**Description of the task**. Output the records. Match them exactly.

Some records
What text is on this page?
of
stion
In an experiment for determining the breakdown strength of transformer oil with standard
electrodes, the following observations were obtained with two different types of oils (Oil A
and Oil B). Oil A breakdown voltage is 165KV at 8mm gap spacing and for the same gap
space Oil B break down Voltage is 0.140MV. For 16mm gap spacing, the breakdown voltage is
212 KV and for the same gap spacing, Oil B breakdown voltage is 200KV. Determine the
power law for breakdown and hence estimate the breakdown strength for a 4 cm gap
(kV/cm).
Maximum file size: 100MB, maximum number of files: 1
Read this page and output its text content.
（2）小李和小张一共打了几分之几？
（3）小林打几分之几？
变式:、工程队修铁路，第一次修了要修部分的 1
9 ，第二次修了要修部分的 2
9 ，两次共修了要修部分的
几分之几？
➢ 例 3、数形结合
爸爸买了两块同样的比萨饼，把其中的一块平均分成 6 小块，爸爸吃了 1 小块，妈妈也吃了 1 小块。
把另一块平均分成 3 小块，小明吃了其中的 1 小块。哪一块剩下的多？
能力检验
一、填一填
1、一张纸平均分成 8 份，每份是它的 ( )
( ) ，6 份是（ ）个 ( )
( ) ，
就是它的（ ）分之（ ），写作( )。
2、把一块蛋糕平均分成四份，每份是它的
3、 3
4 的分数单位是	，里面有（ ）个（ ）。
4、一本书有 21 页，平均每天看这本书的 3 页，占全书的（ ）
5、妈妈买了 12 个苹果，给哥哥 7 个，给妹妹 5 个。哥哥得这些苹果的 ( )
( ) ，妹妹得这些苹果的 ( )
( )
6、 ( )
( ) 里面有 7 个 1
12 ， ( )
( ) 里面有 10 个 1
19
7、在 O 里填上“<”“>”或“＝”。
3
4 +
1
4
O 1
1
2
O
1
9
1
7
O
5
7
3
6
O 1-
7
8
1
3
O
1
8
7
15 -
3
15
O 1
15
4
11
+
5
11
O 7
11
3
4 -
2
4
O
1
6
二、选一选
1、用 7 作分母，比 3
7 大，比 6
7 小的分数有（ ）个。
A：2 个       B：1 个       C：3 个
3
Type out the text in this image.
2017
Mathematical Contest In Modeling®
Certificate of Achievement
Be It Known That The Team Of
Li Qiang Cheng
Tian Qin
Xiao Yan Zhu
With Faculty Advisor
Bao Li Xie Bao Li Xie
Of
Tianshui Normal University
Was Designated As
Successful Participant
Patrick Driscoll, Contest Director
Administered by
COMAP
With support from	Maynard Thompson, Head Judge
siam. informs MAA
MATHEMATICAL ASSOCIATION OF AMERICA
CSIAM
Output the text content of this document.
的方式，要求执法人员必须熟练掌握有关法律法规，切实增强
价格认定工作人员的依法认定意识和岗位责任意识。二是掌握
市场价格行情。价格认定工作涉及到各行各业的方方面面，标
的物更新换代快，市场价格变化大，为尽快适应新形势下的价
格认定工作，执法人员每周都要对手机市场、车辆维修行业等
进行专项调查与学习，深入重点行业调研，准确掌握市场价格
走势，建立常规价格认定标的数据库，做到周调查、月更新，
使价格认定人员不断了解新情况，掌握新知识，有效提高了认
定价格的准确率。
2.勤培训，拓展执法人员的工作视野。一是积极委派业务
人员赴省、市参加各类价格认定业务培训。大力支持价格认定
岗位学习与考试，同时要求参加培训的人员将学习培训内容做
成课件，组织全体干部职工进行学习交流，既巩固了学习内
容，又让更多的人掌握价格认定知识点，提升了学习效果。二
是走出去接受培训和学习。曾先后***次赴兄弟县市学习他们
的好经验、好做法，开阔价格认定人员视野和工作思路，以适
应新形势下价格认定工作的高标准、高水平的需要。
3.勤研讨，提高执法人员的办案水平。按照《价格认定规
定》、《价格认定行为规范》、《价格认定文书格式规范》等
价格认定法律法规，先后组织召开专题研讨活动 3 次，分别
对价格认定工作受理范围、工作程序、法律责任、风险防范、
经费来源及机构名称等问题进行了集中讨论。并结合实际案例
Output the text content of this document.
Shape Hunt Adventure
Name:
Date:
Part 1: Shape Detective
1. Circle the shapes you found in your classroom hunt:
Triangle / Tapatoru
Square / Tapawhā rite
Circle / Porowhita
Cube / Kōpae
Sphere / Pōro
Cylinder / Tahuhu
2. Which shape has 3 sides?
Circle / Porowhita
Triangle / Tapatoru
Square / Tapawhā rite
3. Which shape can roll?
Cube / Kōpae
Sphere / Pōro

**The answer**.
What text is on this page?
of
stion
In an experiment for determining the breakdown strength of transformer oil with standard
electrodes, the following observations were obtained with two different types of oils (Oil A
and Oil B). Oil A breakdown voltage is 165KV at 8mm gap spacing and for the same gap
space Oil B break down Voltage is 0.140MV. For 16mm gap spacing, the breakdown voltage is
212 KV and for the same gap spacing, Oil B breakdown voltage is 200KV. Determine the
power law for breakdown and hence estimate the breakdown strength for a 4 cm gap
(kV/cm).
Maximum file size: 100MB, maximum number of files: 1
Read this page and output its text content.
（2）小李和小张一共打了几分之几？
（3）小林打几分之几？
变式:、工程队修铁路，第一次修了要修部分的 1
9 ，第二次修了要修部分的 2
9 ，两次共修了要修部分的
几分之几？
➢ 例 3、数形结合
爸爸买了两块同样的比萨饼，把其中的一块平均分成 6 小块，爸爸吃了 1 小块，妈妈也吃了 1 小块。
把另一块平均分成 3 小块，小明吃了其中的 1 小块。哪一块剩下的多？
能力检验
一、填一填
1、一张纸平均分成 8 份，每份是它的 ( )
( ) ，6 份是（ ）个 ( )
( ) ，
就是它的（ ）分之（ ），写作( )。
2、把一块蛋糕平均分成四份，每份是它的
3、 3
4 的分数单位是	，里面有（ ）个（ ）。
4、一本书有 21 页，平均每天看这本书的 3 页，占全书的（ ）
5、妈妈买了 12 个苹果，给哥哥 7 个，给妹妹 5 个。哥哥得这些苹果的 ( )
( ) ，妹妹得这些苹果的 ( )
( )
6、 ( )
( ) 里面有 7 个 1
12 ， ( )
( ) 里面有 10 个 1
19
7、在 O 里填上“<”“>”或“＝”。
3
4 +
1
4
O 1
1
2
O
1
9
1
7
O
5
7
3
6
O 1-
7
8
1
3
O
1
8
7
15 -
3
15
O 1
15
4
11
+
5
11
O 7
11
3
4 -
2
4
O
1
6
二、选一选
1、用 7 作分母，比 3
7 大，比 6
7 小的分数有（ ）个。
A：2 个       B：1 个       C：3 个
3
Type out the text in this image.
2017
Mathematical Contest In Modeling®
Certificate of Achievement
Be It Known That The Team Of
Li Qiang Cheng
Tian Qin
Xiao Yan Zhu
With Faculty Advisor
Bao Li Xie Bao Li Xie
Of
Tianshui Normal University
Was Designated As
Successful Participant
Patrick Driscoll, Contest Director
Administered by
COMAP
With support from	Maynard Thompson, Head Judge
siam. informs MAA
MATHEMATICAL ASSOCIATION OF AMERICA
CSIAM
Output the text content of this document.
的方式，要求执法人员必须熟练掌握有关法律法规，切实增强
价格认定工作人员的依法认定意识和岗位责任意识。二是掌握
市场价格行情。价格认定工作涉及到各行各业的方方面面，标
的物更新换代快，市场价格变化大，为尽快适应新形势下的价
格认定工作，执法人员每周都要对手机市场、车辆维修行业等
进行专项调查与学习，深入重点行业调研，准确掌握市场价格
走势，建立常规价格认定标的数据库，做到周调查、月更新，
使价格认定人员不断了解新情况，掌握新知识，有效提高了认
定价格的准确率。
2.勤培训，拓展执法人员的工作视野。一是积极委派业务
人员赴省、市参加各类价格认定业务培训。大力支持价格认定
岗位学习与考试，同时要求参加培训的人员将学习培训内容做
成课件，组织全体干部职工进行学习交流，既巩固了学习内
容，又让更多的人掌握价格认定知识点，提升了学习效果。二
是走出去接受培训和学习。曾先后***次赴兄弟县市学习他们
的好经验、好做法，开阔价格认定人员视野和工作思路，以适
应新形势下价格认定工作的高标准、高水平的需要。
3.勤研讨，提高执法人员的办案水平。按照《价格认定规
定》、《价格认定行为规范》、《价格认定文书格式规范》等
价格认定法律法规，先后组织召开专题研讨活动 3 次，分别
对价格认定工作受理范围、工作程序、法律责任、风险防范、
经费来源及机构名称等问题进行了集中讨论。并结合实际案例
Output the text content of this document.
Shape Hunt Adventure
Name:
Date:
Part 1: Shape Detective
1. Circle the shapes you found in your classroom hunt:
Triangle / Tapatoru
Square / Tapawhā rite
Circle / Porowhita
Cube / Kōpae
Sphere / Pōro
Cylinder / Tahuhu
2. Which shape has 3 sides?
Circle / Porowhita
Triangle / Tapatoru
Square / Tapawhā rite
3. Which shape can roll?
Cube / Kōpae
Sphere / Pōro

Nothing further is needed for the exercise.